* Exercise description
List every line below containing "themes".

╭─ Dataset records

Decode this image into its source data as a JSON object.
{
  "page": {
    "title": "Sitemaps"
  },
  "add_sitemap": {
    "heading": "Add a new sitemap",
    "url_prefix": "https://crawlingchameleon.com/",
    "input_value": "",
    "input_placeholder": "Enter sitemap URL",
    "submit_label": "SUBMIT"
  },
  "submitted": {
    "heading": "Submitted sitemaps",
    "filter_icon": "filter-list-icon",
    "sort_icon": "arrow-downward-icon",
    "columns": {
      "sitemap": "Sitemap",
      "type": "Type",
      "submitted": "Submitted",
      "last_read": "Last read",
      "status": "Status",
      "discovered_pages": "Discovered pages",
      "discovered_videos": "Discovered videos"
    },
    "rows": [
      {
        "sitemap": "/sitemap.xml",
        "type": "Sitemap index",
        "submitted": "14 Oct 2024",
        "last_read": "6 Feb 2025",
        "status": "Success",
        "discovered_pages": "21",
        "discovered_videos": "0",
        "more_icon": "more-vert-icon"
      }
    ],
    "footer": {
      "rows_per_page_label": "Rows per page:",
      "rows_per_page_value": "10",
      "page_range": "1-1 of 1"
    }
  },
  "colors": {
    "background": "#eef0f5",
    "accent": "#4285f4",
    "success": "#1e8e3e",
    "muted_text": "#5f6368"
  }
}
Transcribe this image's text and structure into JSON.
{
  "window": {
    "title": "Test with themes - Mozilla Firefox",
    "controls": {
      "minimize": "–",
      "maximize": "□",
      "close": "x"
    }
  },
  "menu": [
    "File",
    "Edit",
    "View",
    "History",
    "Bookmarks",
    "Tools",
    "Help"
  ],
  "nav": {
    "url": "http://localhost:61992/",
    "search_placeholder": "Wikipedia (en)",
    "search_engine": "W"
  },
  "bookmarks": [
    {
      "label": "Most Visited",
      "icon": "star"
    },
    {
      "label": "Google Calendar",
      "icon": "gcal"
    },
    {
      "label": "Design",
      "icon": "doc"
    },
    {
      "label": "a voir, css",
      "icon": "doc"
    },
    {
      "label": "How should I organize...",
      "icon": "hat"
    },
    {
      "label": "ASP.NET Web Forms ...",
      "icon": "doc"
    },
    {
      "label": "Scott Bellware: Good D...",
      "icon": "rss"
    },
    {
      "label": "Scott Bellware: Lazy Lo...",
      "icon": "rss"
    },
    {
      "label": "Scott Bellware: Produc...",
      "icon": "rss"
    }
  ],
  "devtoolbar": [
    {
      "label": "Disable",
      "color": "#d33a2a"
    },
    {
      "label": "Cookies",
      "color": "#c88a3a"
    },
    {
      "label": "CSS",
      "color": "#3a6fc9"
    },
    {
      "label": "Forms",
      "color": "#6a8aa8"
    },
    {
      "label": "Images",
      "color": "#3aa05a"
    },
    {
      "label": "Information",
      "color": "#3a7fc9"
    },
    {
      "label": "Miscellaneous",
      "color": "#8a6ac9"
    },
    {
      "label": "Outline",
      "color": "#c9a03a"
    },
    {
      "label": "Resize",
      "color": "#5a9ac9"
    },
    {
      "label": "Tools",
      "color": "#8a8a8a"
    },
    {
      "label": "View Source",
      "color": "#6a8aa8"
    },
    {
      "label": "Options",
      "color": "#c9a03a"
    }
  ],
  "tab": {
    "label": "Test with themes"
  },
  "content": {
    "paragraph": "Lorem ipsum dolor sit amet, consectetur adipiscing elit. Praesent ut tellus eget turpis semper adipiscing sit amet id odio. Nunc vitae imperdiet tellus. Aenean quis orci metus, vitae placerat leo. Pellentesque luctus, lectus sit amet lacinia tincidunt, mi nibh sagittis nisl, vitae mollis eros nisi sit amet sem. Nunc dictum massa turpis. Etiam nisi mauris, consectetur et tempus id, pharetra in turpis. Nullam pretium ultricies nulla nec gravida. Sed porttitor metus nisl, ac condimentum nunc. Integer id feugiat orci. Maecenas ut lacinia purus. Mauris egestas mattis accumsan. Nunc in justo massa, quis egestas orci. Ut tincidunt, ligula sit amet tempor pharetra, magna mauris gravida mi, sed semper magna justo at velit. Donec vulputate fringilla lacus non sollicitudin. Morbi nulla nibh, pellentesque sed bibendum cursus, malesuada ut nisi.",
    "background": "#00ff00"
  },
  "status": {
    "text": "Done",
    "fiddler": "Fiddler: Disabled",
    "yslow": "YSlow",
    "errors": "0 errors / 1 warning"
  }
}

╰─

* Exercise response
    "title": "Test with themes - Mozilla Firefox",
    "label": "Test with themes"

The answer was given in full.